↓

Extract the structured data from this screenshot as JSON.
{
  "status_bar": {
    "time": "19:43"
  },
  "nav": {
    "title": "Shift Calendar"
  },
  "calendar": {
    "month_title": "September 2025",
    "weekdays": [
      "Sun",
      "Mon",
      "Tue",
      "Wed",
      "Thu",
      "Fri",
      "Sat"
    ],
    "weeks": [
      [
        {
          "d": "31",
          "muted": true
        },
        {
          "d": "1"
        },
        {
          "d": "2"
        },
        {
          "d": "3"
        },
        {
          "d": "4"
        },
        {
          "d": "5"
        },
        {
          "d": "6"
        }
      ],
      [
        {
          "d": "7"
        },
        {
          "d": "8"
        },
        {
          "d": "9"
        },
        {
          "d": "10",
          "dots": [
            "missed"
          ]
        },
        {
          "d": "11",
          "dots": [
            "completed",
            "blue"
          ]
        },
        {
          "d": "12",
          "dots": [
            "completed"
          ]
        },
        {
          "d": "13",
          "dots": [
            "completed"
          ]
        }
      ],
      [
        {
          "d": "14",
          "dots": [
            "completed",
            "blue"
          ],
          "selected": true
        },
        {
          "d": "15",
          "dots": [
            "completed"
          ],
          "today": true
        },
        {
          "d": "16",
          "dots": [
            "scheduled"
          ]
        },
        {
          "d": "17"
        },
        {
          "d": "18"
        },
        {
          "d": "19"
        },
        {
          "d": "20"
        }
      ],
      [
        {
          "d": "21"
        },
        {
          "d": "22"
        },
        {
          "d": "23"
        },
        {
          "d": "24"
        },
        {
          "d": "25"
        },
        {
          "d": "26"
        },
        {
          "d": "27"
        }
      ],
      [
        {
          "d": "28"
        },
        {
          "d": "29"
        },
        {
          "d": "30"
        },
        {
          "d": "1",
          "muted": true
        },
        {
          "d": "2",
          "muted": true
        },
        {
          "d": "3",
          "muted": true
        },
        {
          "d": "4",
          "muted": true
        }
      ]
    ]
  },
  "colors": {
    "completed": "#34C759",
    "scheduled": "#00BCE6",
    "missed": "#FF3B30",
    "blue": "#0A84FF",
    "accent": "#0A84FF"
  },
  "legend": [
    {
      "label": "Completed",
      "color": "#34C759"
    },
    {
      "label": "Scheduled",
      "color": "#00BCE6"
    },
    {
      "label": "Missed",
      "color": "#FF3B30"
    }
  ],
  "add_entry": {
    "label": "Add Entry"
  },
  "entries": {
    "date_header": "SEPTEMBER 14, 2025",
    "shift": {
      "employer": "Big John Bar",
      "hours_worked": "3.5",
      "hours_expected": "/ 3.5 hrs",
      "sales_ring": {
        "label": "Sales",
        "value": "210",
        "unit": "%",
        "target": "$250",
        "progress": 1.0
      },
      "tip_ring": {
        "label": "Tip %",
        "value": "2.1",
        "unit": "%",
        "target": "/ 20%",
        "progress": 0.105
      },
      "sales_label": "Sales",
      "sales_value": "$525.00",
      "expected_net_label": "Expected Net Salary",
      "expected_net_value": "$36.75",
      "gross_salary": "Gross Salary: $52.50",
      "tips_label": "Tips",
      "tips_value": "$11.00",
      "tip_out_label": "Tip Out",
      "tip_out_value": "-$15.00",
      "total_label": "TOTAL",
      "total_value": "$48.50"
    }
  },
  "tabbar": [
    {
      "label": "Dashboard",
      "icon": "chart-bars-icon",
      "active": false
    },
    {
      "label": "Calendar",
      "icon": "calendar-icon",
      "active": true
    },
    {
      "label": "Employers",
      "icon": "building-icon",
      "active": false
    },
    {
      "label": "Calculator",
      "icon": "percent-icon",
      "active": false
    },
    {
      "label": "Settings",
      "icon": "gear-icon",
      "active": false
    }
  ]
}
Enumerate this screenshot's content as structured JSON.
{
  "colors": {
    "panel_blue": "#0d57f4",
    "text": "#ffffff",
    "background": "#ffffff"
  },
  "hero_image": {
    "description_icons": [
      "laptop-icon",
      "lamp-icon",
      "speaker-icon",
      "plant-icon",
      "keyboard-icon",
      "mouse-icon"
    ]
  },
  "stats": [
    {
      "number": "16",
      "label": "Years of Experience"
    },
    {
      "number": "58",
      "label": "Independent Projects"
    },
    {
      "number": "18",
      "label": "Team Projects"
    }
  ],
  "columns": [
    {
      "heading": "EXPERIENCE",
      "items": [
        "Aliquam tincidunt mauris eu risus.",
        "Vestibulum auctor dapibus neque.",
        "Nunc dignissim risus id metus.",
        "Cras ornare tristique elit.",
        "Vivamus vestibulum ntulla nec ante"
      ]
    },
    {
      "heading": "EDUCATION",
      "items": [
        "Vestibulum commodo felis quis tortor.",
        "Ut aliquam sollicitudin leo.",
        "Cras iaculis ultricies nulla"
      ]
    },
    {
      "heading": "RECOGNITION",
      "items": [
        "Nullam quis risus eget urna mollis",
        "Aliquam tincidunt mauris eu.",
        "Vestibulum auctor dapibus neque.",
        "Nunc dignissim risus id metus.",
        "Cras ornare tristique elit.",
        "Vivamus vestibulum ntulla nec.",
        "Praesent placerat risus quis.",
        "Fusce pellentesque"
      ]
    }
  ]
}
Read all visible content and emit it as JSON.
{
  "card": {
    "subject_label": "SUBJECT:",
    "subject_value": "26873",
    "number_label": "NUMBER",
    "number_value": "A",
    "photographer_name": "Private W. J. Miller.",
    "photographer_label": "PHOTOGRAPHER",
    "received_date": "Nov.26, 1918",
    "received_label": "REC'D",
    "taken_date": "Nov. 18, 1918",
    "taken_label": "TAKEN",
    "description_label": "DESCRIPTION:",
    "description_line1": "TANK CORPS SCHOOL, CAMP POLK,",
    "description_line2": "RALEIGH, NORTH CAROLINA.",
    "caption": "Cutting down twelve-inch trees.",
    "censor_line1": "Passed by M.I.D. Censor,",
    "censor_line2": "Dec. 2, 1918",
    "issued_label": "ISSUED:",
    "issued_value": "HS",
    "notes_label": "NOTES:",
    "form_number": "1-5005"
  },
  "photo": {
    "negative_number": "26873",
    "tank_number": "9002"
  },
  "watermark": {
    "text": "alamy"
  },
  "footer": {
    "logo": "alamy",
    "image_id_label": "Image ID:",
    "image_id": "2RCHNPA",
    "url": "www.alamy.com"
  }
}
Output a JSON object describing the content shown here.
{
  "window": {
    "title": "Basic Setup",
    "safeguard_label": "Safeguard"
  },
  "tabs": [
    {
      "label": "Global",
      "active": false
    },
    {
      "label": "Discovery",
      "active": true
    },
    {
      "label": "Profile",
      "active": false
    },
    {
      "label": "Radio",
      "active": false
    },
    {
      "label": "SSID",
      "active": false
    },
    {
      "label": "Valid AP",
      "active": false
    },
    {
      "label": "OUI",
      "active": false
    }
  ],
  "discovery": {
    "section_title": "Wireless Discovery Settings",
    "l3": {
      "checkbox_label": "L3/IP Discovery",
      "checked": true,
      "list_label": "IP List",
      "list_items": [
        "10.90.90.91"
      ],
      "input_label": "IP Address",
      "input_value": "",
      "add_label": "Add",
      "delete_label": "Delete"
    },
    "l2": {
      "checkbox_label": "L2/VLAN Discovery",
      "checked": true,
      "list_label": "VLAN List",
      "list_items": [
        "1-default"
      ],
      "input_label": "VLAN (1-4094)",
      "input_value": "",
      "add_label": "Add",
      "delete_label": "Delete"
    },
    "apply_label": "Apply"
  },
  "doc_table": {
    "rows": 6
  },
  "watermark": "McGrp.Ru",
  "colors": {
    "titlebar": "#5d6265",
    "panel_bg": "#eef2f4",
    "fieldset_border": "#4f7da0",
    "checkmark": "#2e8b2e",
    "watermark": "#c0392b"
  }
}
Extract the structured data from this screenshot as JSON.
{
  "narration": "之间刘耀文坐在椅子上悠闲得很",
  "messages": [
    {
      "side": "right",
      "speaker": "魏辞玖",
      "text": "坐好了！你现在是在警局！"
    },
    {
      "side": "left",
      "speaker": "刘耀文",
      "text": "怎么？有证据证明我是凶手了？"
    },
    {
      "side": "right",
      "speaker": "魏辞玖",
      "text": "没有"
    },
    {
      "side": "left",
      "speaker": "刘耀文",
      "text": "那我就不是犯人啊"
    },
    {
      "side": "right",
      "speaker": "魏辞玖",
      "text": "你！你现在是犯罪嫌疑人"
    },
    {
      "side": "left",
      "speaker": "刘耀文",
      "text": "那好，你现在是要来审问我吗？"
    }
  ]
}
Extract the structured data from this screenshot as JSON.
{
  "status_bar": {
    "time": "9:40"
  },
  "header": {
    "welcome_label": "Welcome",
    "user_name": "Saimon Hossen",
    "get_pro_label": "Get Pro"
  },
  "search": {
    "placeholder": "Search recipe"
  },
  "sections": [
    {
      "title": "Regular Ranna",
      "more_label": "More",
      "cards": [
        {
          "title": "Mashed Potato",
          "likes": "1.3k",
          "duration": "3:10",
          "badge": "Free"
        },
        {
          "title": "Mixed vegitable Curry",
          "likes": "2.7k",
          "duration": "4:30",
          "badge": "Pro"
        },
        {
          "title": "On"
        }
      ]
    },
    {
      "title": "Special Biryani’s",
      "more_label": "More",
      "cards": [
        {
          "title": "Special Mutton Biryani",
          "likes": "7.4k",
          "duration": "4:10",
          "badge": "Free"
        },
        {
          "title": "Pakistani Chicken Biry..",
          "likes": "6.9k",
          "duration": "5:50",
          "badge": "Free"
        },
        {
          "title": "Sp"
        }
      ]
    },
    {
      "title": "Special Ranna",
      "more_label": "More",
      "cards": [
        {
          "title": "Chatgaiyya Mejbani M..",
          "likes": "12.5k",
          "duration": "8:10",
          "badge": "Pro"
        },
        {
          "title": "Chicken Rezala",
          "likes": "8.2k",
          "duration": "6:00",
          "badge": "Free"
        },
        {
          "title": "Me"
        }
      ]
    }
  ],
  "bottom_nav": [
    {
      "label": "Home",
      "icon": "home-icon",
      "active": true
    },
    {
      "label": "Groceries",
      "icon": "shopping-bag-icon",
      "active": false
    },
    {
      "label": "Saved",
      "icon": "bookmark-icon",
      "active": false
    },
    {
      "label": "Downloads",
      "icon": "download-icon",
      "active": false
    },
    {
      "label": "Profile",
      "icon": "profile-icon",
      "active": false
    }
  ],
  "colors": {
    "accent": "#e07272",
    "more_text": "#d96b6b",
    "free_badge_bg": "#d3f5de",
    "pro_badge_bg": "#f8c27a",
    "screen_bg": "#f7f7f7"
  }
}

↑

REQUIREMENTS =>
What is the number of lines containing "Biryani"? Give that number only.

RESULT OF THE EXERCISE =>
2